__Instruction__. All of the data should be output character for character, except the pictures.

Excerpts from a figure dataset
━━━━━━━━━━━━━━━━━━━━━━━━━━━━━━

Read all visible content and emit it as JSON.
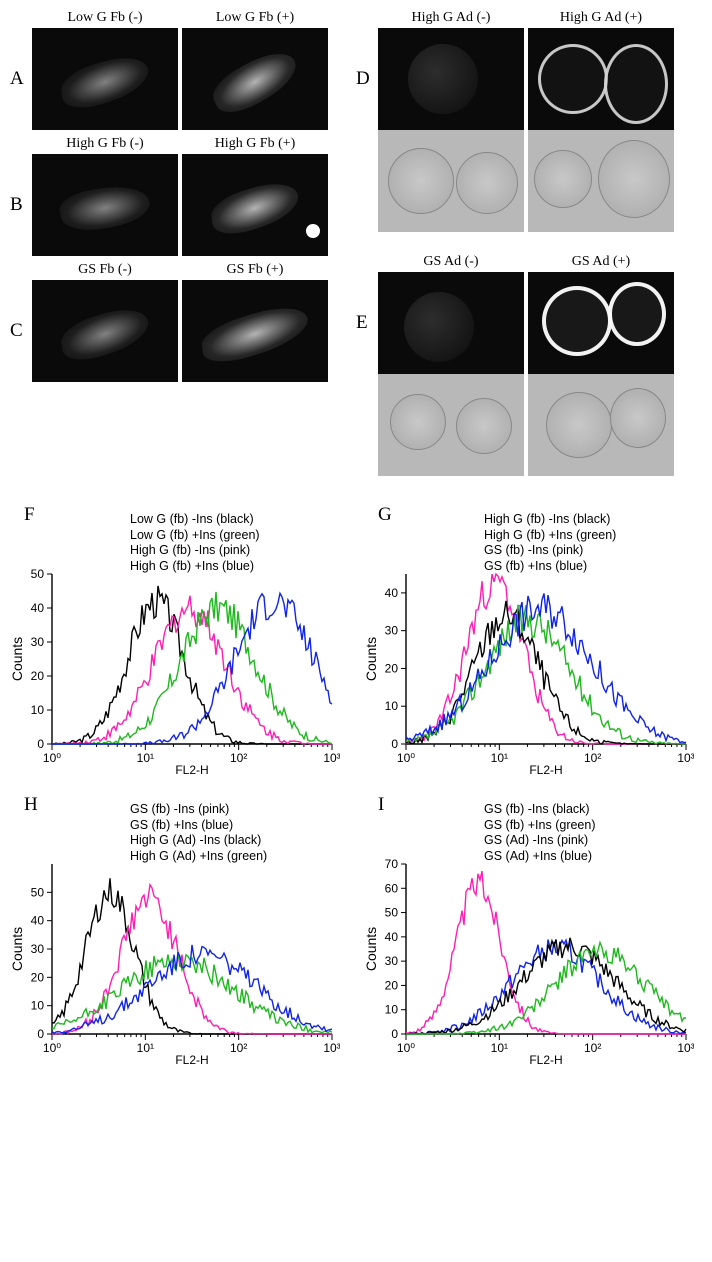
{
  "colors": {
    "black": "#000000",
    "green": "#1fb81f",
    "pink": "#ff1faf",
    "blue": "#1023e8",
    "bg": "#ffffff"
  },
  "panels": {
    "A": {
      "left_label": "Low G Fb (-)",
      "right_label": "Low G Fb (+)"
    },
    "B": {
      "left_label": "High G Fb (-)",
      "right_label": "High G Fb (+)"
    },
    "C": {
      "left_label": "GS Fb (-)",
      "right_label": "GS Fb (+)"
    },
    "D": {
      "left_label": "High G Ad (-)",
      "right_label": "High G Ad (+)"
    },
    "E": {
      "left_label": "GS Ad (-)",
      "right_label": "GS Ad (+)"
    }
  },
  "histograms": {
    "axis": {
      "xlabel": "FL2-H",
      "ylabel": "Counts",
      "xlim": [
        1,
        1000
      ],
      "xticks": [
        1,
        10,
        100,
        1000
      ],
      "xtick_labels": [
        "10⁰",
        "10¹",
        "10²",
        "10³"
      ],
      "xscale": "log",
      "grid": false,
      "line_width": 1.4,
      "font_size": 12
    },
    "F": {
      "ylim": [
        0,
        50
      ],
      "ytick_step": 10,
      "yticks": [
        0,
        10,
        20,
        30,
        40,
        50
      ],
      "legend": [
        {
          "text": "Low G (fb) -Ins (black)",
          "color": "black"
        },
        {
          "text": "Low G (fb) +Ins (green)",
          "color": "green"
        },
        {
          "text": "High G (fb) -Ins (pink)",
          "color": "pink"
        },
        {
          "text": "High G (fb) +Ins (blue)",
          "color": "blue"
        }
      ],
      "series": [
        {
          "color": "black",
          "peak_x": 13,
          "peak_y": 42,
          "spread": 0.3
        },
        {
          "color": "pink",
          "peak_x": 30,
          "peak_y": 40,
          "spread": 0.38
        },
        {
          "color": "green",
          "peak_x": 60,
          "peak_y": 40,
          "spread": 0.4
        },
        {
          "color": "blue",
          "peak_x": 240,
          "peak_y": 42,
          "spread": 0.42
        }
      ]
    },
    "G": {
      "ylim": [
        0,
        45
      ],
      "ytick_step": 10,
      "yticks": [
        0,
        10,
        20,
        30,
        40
      ],
      "legend": [
        {
          "text": "High G (fb) -Ins (black)",
          "color": "black"
        },
        {
          "text": "High G (fb) +Ins (green)",
          "color": "green"
        },
        {
          "text": "GS (fb) -Ins (pink)",
          "color": "pink"
        },
        {
          "text": "GS (fb) +Ins (blue)",
          "color": "blue"
        }
      ],
      "series": [
        {
          "color": "pink",
          "peak_x": 9,
          "peak_y": 43,
          "spread": 0.3
        },
        {
          "color": "black",
          "peak_x": 12,
          "peak_y": 34,
          "spread": 0.35
        },
        {
          "color": "green",
          "peak_x": 20,
          "peak_y": 33,
          "spread": 0.45
        },
        {
          "color": "blue",
          "peak_x": 28,
          "peak_y": 36,
          "spread": 0.55
        }
      ]
    },
    "H": {
      "ylim": [
        0,
        60
      ],
      "ytick_step": 10,
      "yticks": [
        0,
        10,
        20,
        30,
        40,
        50
      ],
      "legend": [
        {
          "text": "GS (fb) -Ins (pink)",
          "color": "pink"
        },
        {
          "text": "GS (fb) +Ins (blue)",
          "color": "blue"
        },
        {
          "text": "High G (Ad) -Ins (black)",
          "color": "black"
        },
        {
          "text": "High G (Ad) +Ins (green)",
          "color": "green"
        }
      ],
      "series": [
        {
          "color": "black",
          "peak_x": 4.2,
          "peak_y": 50,
          "spread": 0.26
        },
        {
          "color": "pink",
          "peak_x": 11,
          "peak_y": 48,
          "spread": 0.3
        },
        {
          "color": "green",
          "peak_x": 22,
          "peak_y": 26,
          "spread": 0.6
        },
        {
          "color": "blue",
          "peak_x": 40,
          "peak_y": 28,
          "spread": 0.58
        }
      ]
    },
    "I": {
      "ylim": [
        0,
        70
      ],
      "ytick_step": 10,
      "yticks": [
        0,
        10,
        20,
        30,
        40,
        50,
        60,
        70
      ],
      "legend": [
        {
          "text": "GS (fb) -Ins (black)",
          "color": "black"
        },
        {
          "text": "GS (fb) +Ins (green)",
          "color": "green"
        },
        {
          "text": "GS (Ad) -Ins (pink)",
          "color": "pink"
        },
        {
          "text": "GS (Ad) +Ins (blue)",
          "color": "blue"
        }
      ],
      "series": [
        {
          "color": "pink",
          "peak_x": 6,
          "peak_y": 62,
          "spread": 0.24
        },
        {
          "color": "blue",
          "peak_x": 40,
          "peak_y": 35,
          "spread": 0.48
        },
        {
          "color": "black",
          "peak_x": 55,
          "peak_y": 36,
          "spread": 0.5
        },
        {
          "color": "green",
          "peak_x": 120,
          "peak_y": 34,
          "spread": 0.48
        }
      ]
    }
  }
}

━━━━━━━━━━━━━━━━━━━━━━━━━━━━━━

__Response__.
Read all visible content and emit it as JSON.
{
  "colors": {
    "black": "#000000",
    "green": "#1fb81f",
    "pink": "#ff1faf",
    "blue": "#1023e8",
    "bg": "#ffffff"
  },
  "panels": {
    "A": {
      "left_label": "Low G Fb (-)",
      "right_label": "Low G Fb (+)"
    },
    "B": {
      "left_label": "High G Fb (-)",
      "right_label": "High G Fb (+)"
    },
    "C": {
      "left_label": "GS Fb (-)",
      "right_label": "GS Fb (+)"
    },
    "D": {
      "left_label": "High G Ad (-)",
      "right_label": "High G Ad (+)"
    },
    "E": {
      "left_label": "GS Ad (-)",
      "right_label": "GS Ad (+)"
    }
  },
  "histograms": {
    "axis": {
      "xlabel": "FL2-H",
      "ylabel": "Counts",
      "xlim": [
        1,
        1000
      ],
      "xticks": [
        1,
        10,
        100,
        1000
      ],
      "xtick_labels": [
        "10⁰",
        "10¹",
        "10²",
        "10³"
      ],
      "xscale": "log",
      "grid": false,
      "line_width": 1.4,
      "font_size": 12
    },
    "F": {
      "ylim": [
        0,
        50
      ],
      "ytick_step": 10,
      "yticks": [
        0,
        10,
        20,
        30,
        40,
        50
      ],
      "legend": [
        {
          "text": "Low G (fb) -Ins (black)",
          "color": "black"
        },
        {
          "text": "Low G (fb) +Ins (green)",
          "color": "green"
        },
        {
          "text": "High G (fb) -Ins (pink)",
          "color": "pink"
        },
        {
          "text": "High G (fb) +Ins (blue)",
          "color": "blue"
        }
      ],
      "series": [
        {
          "color": "black",
          "peak_x": 13,
          "peak_y": 42,
          "spread": 0.3
        },
        {
          "color": "pink",
          "peak_x": 30,
          "peak_y": 40,
          "spread": 0.38
        },
        {
          "color": "green",
          "peak_x": 60,
          "peak_y": 40,
          "spread": 0.4
        },
        {
          "color": "blue",
          "peak_x": 240,
          "peak_y": 42,
          "spread": 0.42
        }
      ]
    },
    "G": {
      "ylim": [
        0,
        45
      ],
      "ytick_step": 10,
      "yticks": [
        0,
        10,
        20,
        30,
        40
      ],
      "legend": [
        {
          "text": "High G (fb) -Ins (black)",
          "color": "black"
        },
        {
          "text": "High G (fb) +Ins (green)",
          "color": "green"
        },
        {
          "text": "GS (fb) -Ins (pink)",
          "color": "pink"
        },
        {
          "text": "GS (fb) +Ins (blue)",
          "color": "blue"
        }
      ],
      "series": [
        {
          "color": "pink",
          "peak_x": 9,
          "peak_y": 43,
          "spread": 0.3
        },
        {
          "color": "black",
          "peak_x": 12,
          "peak_y": 34,
          "spread": 0.35
        },
        {
          "color": "green",
          "peak_x": 20,
          "peak_y": 33,
          "spread": 0.45
        },
        {
          "color": "blue",
          "peak_x": 28,
          "peak_y": 36,
          "spread": 0.55
        }
      ]
    },
    "H": {
      "ylim": [
        0,
        60
      ],
      "ytick_step": 10,
      "yticks": [
        0,
        10,
        20,
        30,
        40,
        50
      ],
      "legend": [
        {
          "text": "GS (fb) -Ins (pink)",
          "color": "pink"
        },
        {
          "text": "GS (fb) +Ins (blue)",
          "color": "blue"
        },
        {
          "text": "High G (Ad) -Ins (black)",
          "color": "black"
        },
        {
          "text": "High G (Ad) +Ins (green)",
          "color": "green"
        }
      ],
      "series": [
        {
          "color": "black",
          "peak_x": 4.2,
          "peak_y": 50,
          "spread": 0.26
        },
        {
          "color": "pink",
          "peak_x": 11,
          "peak_y": 48,
          "spread": 0.3
        },
        {
          "color": "green",
          "peak_x": 22,
          "peak_y": 26,
          "spread": 0.6
        },
        {
          "color": "blue",
          "peak_x": 40,
          "peak_y": 28,
          "spread": 0.58
        }
      ]
    },
    "I": {
      "ylim": [
        0,
        70
      ],
      "ytick_step": 10,
      "yticks": [
        0,
        10,
        20,
        30,
        40,
        50,
        60,
        70
      ],
      "legend": [
        {
          "text": "GS (fb) -Ins (black)",
          "color": "black"
        },
        {
          "text": "GS (fb) +Ins (green)",
          "color": "green"
        },
        {
          "text": "GS (Ad) -Ins (pink)",
          "color": "pink"
        },
        {
          "text": "GS (Ad) +Ins (blue)",
          "color": "blue"
        }
      ],
      "series": [
        {
          "color": "pink",
          "peak_x": 6,
          "peak_y": 62,
          "spread": 0.24
        },
        {
          "color": "blue",
          "peak_x": 40,
          "peak_y": 35,
          "spread": 0.48
        },
        {
          "color": "black",
          "peak_x": 55,
          "peak_y": 36,
          "spread": 0.5
        },
        {
          "color": "green",
          "peak_x": 120,
          "peak_y": 34,
          "spread": 0.48
        }
      ]
    }
  }
}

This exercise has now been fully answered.